→ **GIVEN ENTRIES**:
>>>>

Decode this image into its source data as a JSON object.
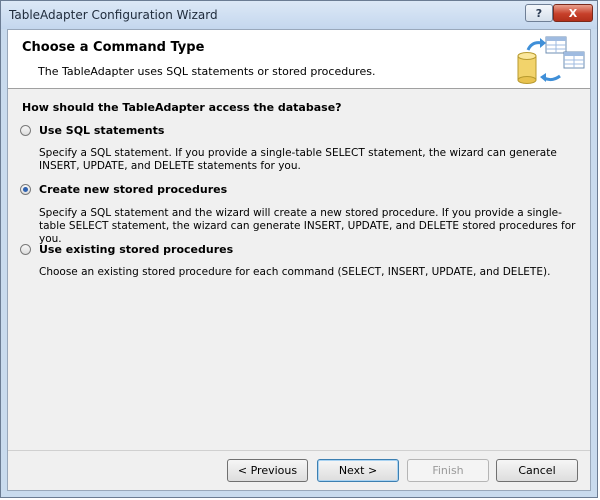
{
  "window": {
    "title": "TableAdapter Configuration Wizard",
    "help_label": "?",
    "close_label": "X"
  },
  "header": {
    "title": "Choose a Command Type",
    "subtitle": "The TableAdapter uses SQL statements or stored procedures."
  },
  "question": "How should the TableAdapter access the database?",
  "options": [
    {
      "label": "Use SQL statements",
      "checked": false,
      "description": "Specify a SQL statement. If you provide a single-table SELECT statement, the wizard can generate INSERT, UPDATE, and DELETE statements for you."
    },
    {
      "label": "Create new stored procedures",
      "checked": true,
      "description": "Specify a SQL statement and the wizard will create a new stored procedure. If you provide a single-table SELECT statement, the wizard can generate INSERT, UPDATE, and DELETE stored procedures for you."
    },
    {
      "label": "Use existing stored procedures",
      "checked": false,
      "description": "Choose an existing stored procedure for each command (SELECT, INSERT, UPDATE, and DELETE)."
    }
  ],
  "buttons": {
    "previous": "< Previous",
    "next": "Next >",
    "finish": "Finish",
    "cancel": "Cancel"
  },
  "colors": {
    "title_bar": "#c9dbee",
    "close_button": "#c7402a",
    "selected_radio": "#2f62b0"
  }
}
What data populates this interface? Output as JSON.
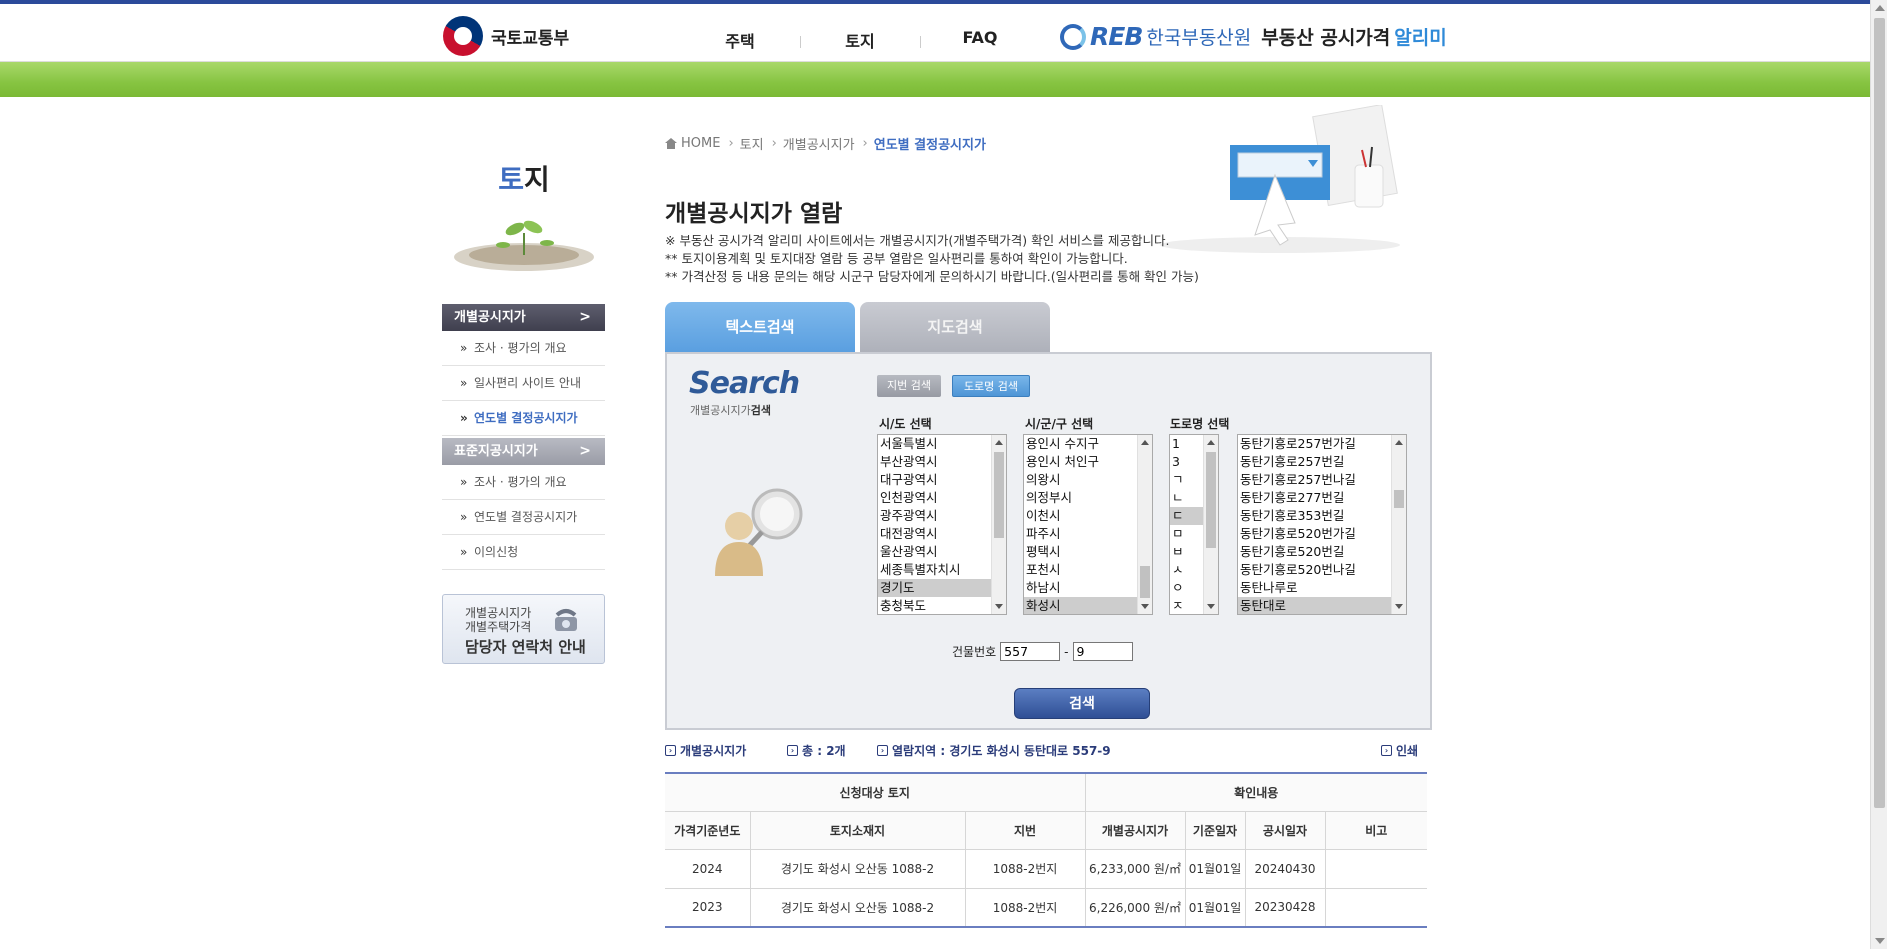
{
  "header": {
    "ministry": "국토교통부",
    "nav": [
      "주택",
      "토지",
      "FAQ"
    ],
    "reb": "REB",
    "kab": "한국부동산원",
    "alimi_a": "부동산 공시가격",
    "alimi_b": "알리미"
  },
  "sidebar": {
    "title_hl": "토",
    "title_rest": "지",
    "section1": "개별공시지가",
    "section1_items": [
      "조사 · 평가의 개요",
      "일사편리 사이트 안내",
      "연도별 결정공시지가"
    ],
    "section2": "표준지공시지가",
    "section2_items": [
      "조사 · 평가의 개요",
      "연도별 결정공시지가",
      "이의신청"
    ],
    "contact_l1": "개별공시지가",
    "contact_l2": "개별주택가격",
    "contact_l3": "담당자 연락처 안내"
  },
  "breadcrumb": [
    "HOME",
    "토지",
    "개별공시지가",
    "연도별 결정공시지가"
  ],
  "page_title": "개별공시지가 열람",
  "notices": [
    "※ 부동산 공시가격 알리미 사이트에서는 개별공시지가(개별주택가격) 확인 서비스를 제공합니다.",
    "** 토지이용계획 및 토지대장 열람 등 공부 열람은 일사편리를 통하여 확인이 가능합니다.",
    "** 가격산정 등 내용 문의는 해당 시군구 담당자에게 문의하시기 바랍니다.(일사편리를 통해 확인 가능)"
  ],
  "tabs": [
    "텍스트검색",
    "지도검색"
  ],
  "search": {
    "word": "Search",
    "sub_a": "개별공시지가",
    "sub_b": "검색",
    "mode_lot": "지번 검색",
    "mode_road": "도로명 검색",
    "label_sido": "시/도 선택",
    "label_sigungu": "시/군/구 선택",
    "label_road": "도로명 선택",
    "sido_options": [
      "서울특별시",
      "부산광역시",
      "대구광역시",
      "인천광역시",
      "광주광역시",
      "대전광역시",
      "울산광역시",
      "세종특별자치시",
      "경기도",
      "충청북도"
    ],
    "sido_selected": "경기도",
    "sigungu_options": [
      "용인시 수지구",
      "용인시 처인구",
      "의왕시",
      "의정부시",
      "이천시",
      "파주시",
      "평택시",
      "포천시",
      "하남시",
      "화성시"
    ],
    "sigungu_selected": "화성시",
    "initial_options": [
      "1",
      "3",
      "ㄱ",
      "ㄴ",
      "ㄷ",
      "ㅁ",
      "ㅂ",
      "ㅅ",
      "ㅇ",
      "ㅈ"
    ],
    "initial_selected": "ㄷ",
    "road_options": [
      "동탄기흥로257번가길",
      "동탄기흥로257번길",
      "동탄기흥로257번나길",
      "동탄기흥로277번길",
      "동탄기흥로353번길",
      "동탄기흥로520번가길",
      "동탄기흥로520번길",
      "동탄기흥로520번나길",
      "동탄나루로",
      "동탄대로"
    ],
    "road_selected": "동탄대로",
    "bldg_label": "건물번호",
    "bldg_main": "557",
    "bldg_dash": "-",
    "bldg_sub": "9",
    "submit": "검색"
  },
  "result": {
    "label": "개별공시지가",
    "total": "총 : 2개",
    "region": "열람지역 : 경기도 화성시 동탄대로 557-9",
    "print": "인쇄"
  },
  "table": {
    "group1": "신청대상 토지",
    "group2": "확인내용",
    "headers": [
      "가격기준년도",
      "토지소재지",
      "지번",
      "개별공시지가",
      "기준일자",
      "공시일자",
      "비고"
    ],
    "rows": [
      [
        "2024",
        "경기도 화성시 오산동 1088-2",
        "1088-2번지",
        "6,233,000 원/㎡",
        "01월01일",
        "20240430",
        ""
      ],
      [
        "2023",
        "경기도 화성시 오산동 1088-2",
        "1088-2번지",
        "6,226,000 원/㎡",
        "01월01일",
        "20230428",
        ""
      ]
    ]
  },
  "colors": {
    "accent": "#3f6dc1",
    "green": "#86c441",
    "tab_active": "#5a9fe0"
  },
  "icons": [
    "taeguk-logo-icon",
    "reb-logo-icon",
    "home-icon",
    "plant-icon",
    "phone-icon",
    "search-person-icon",
    "hero-search-icon"
  ]
}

<<<<

→ **PROBLEM TO WORK ON**:
Scan the listing above. Collect all lines with the word "procedures".

→ **WORKED ANSWER**:
    "subtitle": "The TableAdapter uses SQL statements or stored procedures."
      "label": "Create new stored procedures",
      "description": "Specify a SQL statement and the wizard will create a new stored procedure. If you provide a single-table SELECT statement, the wizard can generate INSERT, UPDATE, and DELETE stored procedures for you."
      "label": "Use existing stored procedures",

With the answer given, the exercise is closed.